TASK DETAILS ▸ Count how many lines mention the word "this". Write that number alone.

[Dataset entries on figures]
▼
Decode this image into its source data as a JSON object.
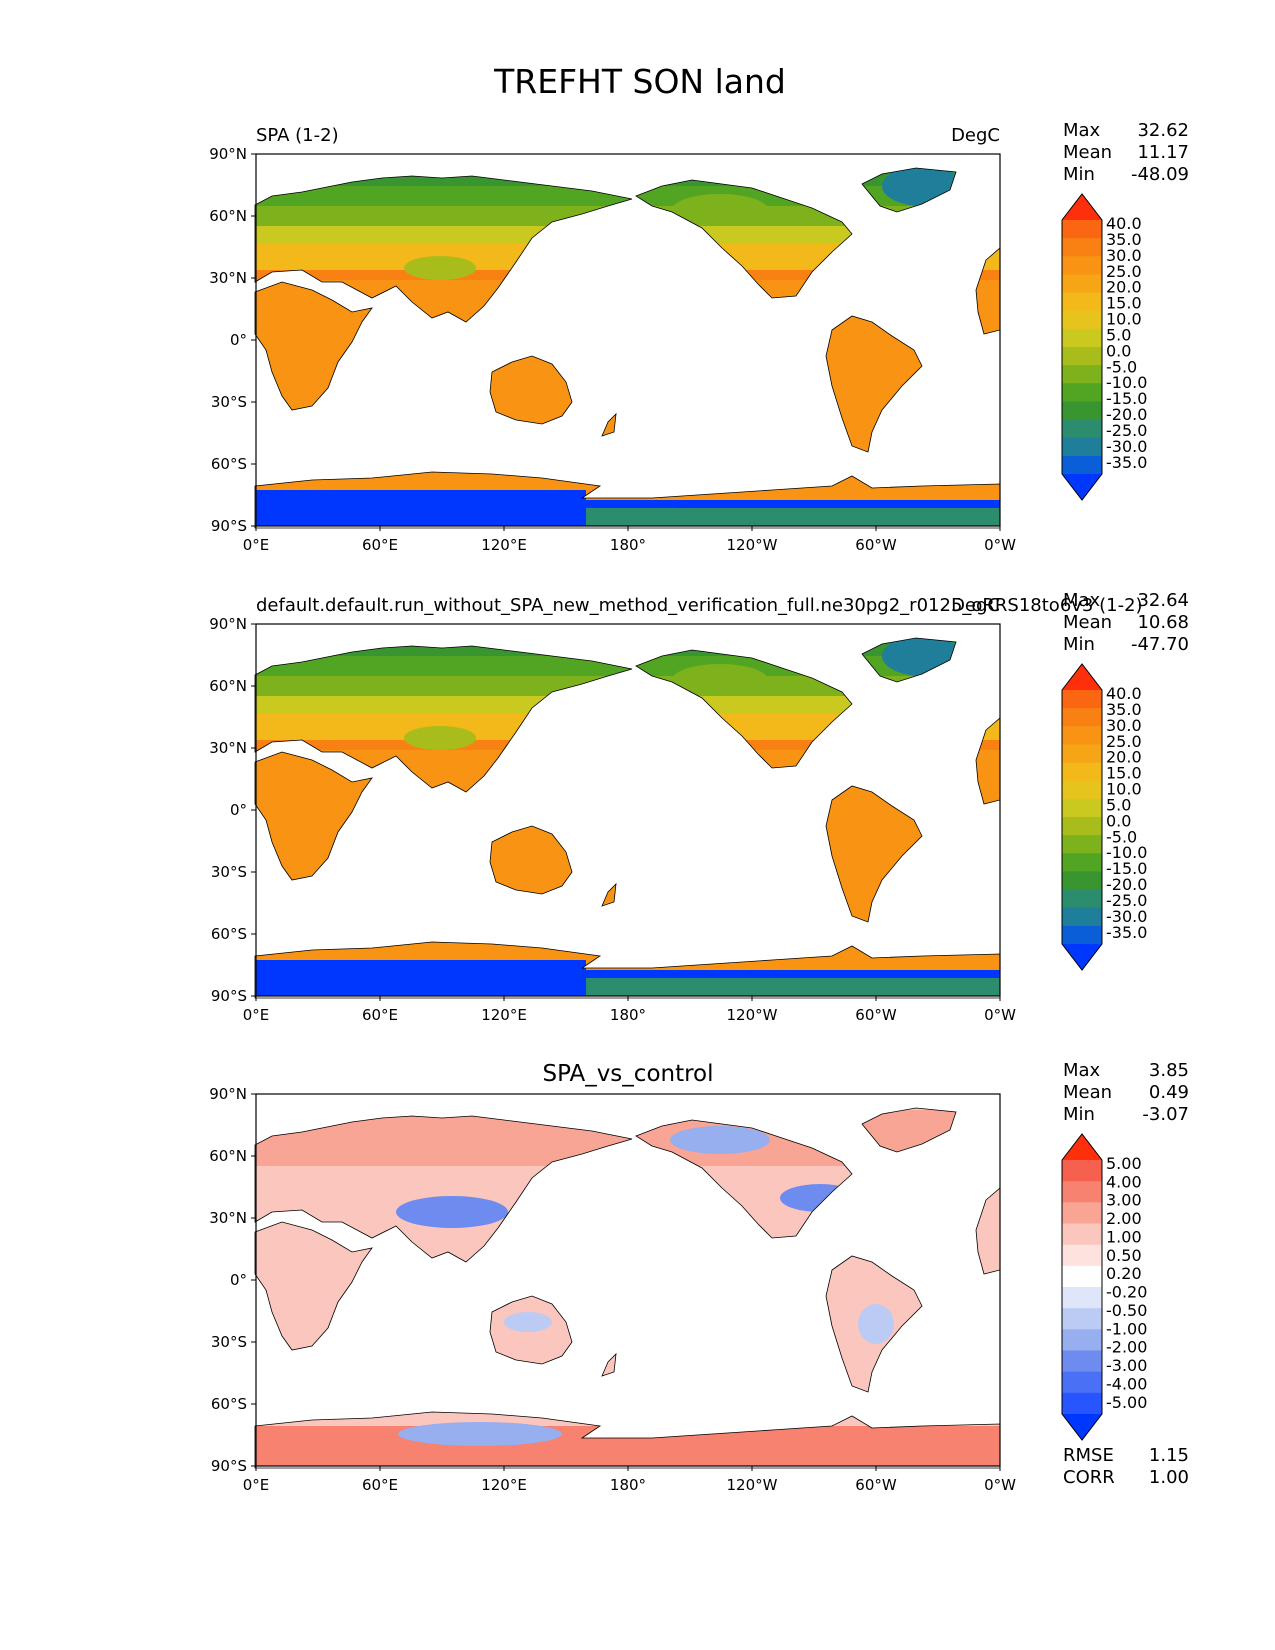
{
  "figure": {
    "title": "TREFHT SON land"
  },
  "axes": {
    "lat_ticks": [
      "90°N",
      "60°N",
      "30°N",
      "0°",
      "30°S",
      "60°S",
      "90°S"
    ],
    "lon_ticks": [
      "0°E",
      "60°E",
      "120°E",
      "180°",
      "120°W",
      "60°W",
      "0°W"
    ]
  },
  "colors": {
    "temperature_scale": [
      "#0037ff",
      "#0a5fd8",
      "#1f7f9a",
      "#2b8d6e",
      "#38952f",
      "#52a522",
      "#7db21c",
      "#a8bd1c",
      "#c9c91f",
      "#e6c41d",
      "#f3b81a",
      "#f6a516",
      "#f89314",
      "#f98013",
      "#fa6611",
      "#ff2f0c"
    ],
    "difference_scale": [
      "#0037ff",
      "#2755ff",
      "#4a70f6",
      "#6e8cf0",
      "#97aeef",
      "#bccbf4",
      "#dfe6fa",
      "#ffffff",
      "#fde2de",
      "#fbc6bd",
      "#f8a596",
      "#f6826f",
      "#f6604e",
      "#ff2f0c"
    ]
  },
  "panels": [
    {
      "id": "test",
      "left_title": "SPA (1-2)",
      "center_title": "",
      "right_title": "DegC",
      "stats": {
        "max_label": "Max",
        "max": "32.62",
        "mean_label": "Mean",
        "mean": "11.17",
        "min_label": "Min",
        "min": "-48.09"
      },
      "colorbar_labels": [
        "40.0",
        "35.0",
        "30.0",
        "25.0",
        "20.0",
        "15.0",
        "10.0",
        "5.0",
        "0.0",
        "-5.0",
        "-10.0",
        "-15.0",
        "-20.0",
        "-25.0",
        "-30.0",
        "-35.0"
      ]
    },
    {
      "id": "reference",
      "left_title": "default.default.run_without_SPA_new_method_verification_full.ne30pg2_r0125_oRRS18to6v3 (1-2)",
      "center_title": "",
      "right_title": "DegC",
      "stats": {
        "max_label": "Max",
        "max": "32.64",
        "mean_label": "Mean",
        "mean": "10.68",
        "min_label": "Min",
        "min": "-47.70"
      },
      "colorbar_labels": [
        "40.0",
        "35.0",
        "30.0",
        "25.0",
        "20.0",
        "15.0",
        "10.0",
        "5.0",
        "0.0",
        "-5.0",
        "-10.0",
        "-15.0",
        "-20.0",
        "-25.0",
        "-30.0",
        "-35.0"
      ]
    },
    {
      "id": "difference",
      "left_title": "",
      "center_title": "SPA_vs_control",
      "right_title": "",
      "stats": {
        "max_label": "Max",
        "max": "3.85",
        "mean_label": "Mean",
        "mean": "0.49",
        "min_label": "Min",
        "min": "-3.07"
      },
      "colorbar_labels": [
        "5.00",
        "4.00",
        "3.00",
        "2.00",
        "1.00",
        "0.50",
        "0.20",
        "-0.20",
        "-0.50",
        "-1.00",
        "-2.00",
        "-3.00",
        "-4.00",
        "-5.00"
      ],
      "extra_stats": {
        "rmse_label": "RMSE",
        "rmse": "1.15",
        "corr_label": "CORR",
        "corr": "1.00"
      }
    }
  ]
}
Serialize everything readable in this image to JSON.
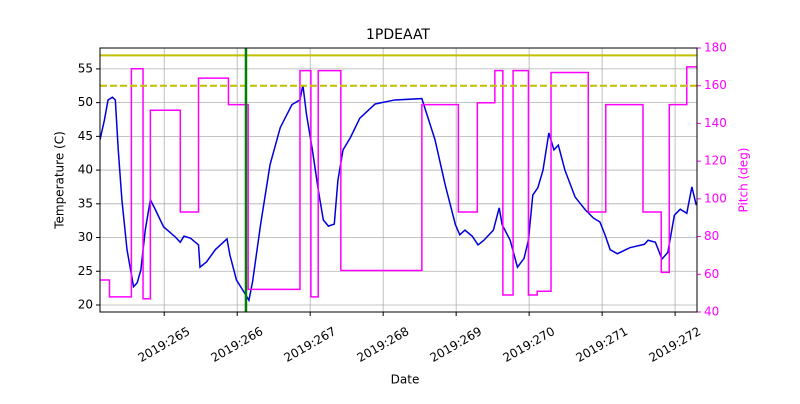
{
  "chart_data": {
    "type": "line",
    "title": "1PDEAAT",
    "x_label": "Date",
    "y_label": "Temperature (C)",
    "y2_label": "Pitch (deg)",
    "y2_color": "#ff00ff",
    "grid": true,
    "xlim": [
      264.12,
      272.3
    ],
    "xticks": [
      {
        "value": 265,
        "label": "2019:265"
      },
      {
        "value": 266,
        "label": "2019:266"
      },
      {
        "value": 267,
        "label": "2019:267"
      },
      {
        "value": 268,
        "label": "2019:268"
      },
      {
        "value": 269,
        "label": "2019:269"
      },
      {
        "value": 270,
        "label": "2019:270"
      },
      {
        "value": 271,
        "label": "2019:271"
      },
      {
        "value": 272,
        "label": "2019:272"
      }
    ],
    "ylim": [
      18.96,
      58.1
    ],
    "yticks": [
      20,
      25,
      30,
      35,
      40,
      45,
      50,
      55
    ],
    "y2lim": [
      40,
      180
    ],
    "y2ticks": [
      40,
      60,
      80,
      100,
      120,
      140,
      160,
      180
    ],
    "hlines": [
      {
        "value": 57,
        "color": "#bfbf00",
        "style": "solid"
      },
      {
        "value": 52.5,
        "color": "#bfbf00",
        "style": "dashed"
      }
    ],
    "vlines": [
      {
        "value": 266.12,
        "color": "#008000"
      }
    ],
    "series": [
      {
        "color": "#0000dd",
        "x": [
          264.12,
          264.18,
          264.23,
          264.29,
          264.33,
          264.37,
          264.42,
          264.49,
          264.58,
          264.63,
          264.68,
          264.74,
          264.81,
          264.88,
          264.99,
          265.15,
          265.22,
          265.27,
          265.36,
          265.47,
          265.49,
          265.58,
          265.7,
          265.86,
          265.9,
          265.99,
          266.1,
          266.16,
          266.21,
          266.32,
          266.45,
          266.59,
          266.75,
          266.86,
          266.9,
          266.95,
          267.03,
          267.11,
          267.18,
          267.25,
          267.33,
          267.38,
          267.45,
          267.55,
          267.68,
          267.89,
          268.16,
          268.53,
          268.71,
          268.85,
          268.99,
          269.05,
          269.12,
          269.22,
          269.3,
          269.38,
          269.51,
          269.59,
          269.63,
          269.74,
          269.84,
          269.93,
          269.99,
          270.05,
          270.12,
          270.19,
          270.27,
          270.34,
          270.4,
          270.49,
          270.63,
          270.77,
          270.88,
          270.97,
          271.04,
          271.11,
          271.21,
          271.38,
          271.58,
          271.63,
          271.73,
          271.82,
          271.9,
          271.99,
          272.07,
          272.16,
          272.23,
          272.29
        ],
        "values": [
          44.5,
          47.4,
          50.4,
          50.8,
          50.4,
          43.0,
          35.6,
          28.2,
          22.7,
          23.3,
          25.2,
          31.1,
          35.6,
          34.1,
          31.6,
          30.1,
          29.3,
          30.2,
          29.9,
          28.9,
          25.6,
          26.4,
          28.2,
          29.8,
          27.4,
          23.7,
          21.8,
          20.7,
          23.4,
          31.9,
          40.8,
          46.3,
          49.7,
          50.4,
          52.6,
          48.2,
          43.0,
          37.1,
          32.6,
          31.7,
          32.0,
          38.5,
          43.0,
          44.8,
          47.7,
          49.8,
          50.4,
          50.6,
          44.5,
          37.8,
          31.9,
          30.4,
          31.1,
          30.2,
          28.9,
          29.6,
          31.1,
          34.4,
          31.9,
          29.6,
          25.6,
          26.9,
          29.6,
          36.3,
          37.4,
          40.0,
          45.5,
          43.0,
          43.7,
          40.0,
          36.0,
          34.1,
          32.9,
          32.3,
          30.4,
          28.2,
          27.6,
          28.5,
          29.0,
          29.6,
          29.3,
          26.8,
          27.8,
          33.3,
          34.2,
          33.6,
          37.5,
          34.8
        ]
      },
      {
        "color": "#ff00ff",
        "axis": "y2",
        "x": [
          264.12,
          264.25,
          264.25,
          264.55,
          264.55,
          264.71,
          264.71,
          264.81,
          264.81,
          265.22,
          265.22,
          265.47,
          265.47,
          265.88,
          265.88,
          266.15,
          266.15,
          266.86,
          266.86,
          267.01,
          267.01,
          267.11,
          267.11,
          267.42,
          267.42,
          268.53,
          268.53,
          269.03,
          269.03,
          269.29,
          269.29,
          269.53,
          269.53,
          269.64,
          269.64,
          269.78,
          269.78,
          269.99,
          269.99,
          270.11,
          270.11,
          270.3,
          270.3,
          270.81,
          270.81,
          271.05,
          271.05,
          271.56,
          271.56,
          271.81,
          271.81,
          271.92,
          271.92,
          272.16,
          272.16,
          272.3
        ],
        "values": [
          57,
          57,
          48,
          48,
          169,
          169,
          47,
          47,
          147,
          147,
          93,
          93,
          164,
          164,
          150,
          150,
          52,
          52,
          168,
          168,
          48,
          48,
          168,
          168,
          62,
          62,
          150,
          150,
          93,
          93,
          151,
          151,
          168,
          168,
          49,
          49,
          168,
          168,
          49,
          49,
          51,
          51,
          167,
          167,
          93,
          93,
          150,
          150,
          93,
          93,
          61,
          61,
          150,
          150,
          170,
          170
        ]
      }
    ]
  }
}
▲
FULL SOLUTION ▸ 2